Goal
Provide an exact copy of the data, excluding the images.

Available data
....
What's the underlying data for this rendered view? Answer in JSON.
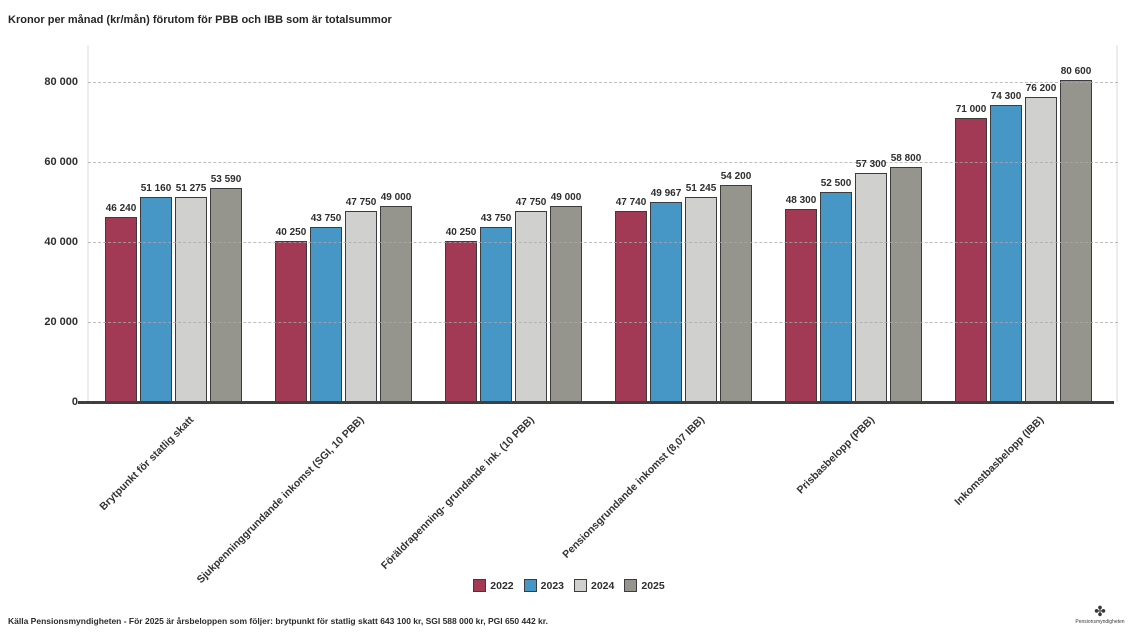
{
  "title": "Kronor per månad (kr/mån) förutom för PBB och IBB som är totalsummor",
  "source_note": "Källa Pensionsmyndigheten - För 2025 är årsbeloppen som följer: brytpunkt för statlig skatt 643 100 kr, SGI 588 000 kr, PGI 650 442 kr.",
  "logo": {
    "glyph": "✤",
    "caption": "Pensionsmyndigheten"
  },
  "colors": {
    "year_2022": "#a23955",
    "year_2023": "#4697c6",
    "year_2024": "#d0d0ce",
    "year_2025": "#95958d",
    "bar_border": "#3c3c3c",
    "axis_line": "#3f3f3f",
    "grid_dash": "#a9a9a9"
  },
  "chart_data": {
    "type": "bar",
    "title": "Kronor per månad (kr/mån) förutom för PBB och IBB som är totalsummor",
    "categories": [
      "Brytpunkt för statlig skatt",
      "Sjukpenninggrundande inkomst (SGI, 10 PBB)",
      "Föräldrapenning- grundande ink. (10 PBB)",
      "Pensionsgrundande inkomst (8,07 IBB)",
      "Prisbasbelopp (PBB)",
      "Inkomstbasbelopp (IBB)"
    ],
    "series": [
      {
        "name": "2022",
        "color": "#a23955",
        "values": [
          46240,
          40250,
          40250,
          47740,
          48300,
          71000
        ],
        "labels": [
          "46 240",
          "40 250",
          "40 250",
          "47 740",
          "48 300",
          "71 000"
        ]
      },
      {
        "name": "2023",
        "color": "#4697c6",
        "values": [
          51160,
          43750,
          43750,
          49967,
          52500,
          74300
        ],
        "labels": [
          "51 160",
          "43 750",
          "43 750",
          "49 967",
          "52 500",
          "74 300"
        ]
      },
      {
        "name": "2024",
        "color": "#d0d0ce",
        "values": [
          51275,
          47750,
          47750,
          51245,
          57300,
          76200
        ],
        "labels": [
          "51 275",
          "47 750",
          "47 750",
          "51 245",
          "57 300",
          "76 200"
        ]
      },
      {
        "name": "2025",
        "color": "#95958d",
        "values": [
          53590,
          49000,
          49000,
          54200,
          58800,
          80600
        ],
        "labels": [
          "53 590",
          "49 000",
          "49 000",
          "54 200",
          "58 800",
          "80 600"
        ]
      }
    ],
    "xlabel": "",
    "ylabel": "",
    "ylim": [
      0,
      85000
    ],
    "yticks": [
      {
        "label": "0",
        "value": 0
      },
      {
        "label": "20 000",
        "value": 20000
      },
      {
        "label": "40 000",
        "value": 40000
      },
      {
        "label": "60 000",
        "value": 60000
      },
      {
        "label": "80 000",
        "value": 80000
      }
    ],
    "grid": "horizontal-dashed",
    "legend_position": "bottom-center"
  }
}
....
Reply
What's the underlying data for this rendered view? Answer in JSON.
{
  "title": "Kronor per månad (kr/mån) förutom för PBB och IBB som är totalsummor",
  "source_note": "Källa Pensionsmyndigheten - För 2025 är årsbeloppen som följer: brytpunkt för statlig skatt 643 100 kr, SGI 588 000 kr, PGI 650 442 kr.",
  "logo": {
    "glyph": "✤",
    "caption": "Pensionsmyndigheten"
  },
  "colors": {
    "year_2022": "#a23955",
    "year_2023": "#4697c6",
    "year_2024": "#d0d0ce",
    "year_2025": "#95958d",
    "bar_border": "#3c3c3c",
    "axis_line": "#3f3f3f",
    "grid_dash": "#a9a9a9"
  },
  "chart_data": {
    "type": "bar",
    "title": "Kronor per månad (kr/mån) förutom för PBB och IBB som är totalsummor",
    "categories": [
      "Brytpunkt för statlig skatt",
      "Sjukpenninggrundande inkomst (SGI, 10 PBB)",
      "Föräldrapenning- grundande ink. (10 PBB)",
      "Pensionsgrundande inkomst (8,07 IBB)",
      "Prisbasbelopp (PBB)",
      "Inkomstbasbelopp (IBB)"
    ],
    "series": [
      {
        "name": "2022",
        "color": "#a23955",
        "values": [
          46240,
          40250,
          40250,
          47740,
          48300,
          71000
        ],
        "labels": [
          "46 240",
          "40 250",
          "40 250",
          "47 740",
          "48 300",
          "71 000"
        ]
      },
      {
        "name": "2023",
        "color": "#4697c6",
        "values": [
          51160,
          43750,
          43750,
          49967,
          52500,
          74300
        ],
        "labels": [
          "51 160",
          "43 750",
          "43 750",
          "49 967",
          "52 500",
          "74 300"
        ]
      },
      {
        "name": "2024",
        "color": "#d0d0ce",
        "values": [
          51275,
          47750,
          47750,
          51245,
          57300,
          76200
        ],
        "labels": [
          "51 275",
          "47 750",
          "47 750",
          "51 245",
          "57 300",
          "76 200"
        ]
      },
      {
        "name": "2025",
        "color": "#95958d",
        "values": [
          53590,
          49000,
          49000,
          54200,
          58800,
          80600
        ],
        "labels": [
          "53 590",
          "49 000",
          "49 000",
          "54 200",
          "58 800",
          "80 600"
        ]
      }
    ],
    "xlabel": "",
    "ylabel": "",
    "ylim": [
      0,
      85000
    ],
    "yticks": [
      {
        "label": "0",
        "value": 0
      },
      {
        "label": "20 000",
        "value": 20000
      },
      {
        "label": "40 000",
        "value": 40000
      },
      {
        "label": "60 000",
        "value": 60000
      },
      {
        "label": "80 000",
        "value": 80000
      }
    ],
    "grid": "horizontal-dashed",
    "legend_position": "bottom-center"
  }
}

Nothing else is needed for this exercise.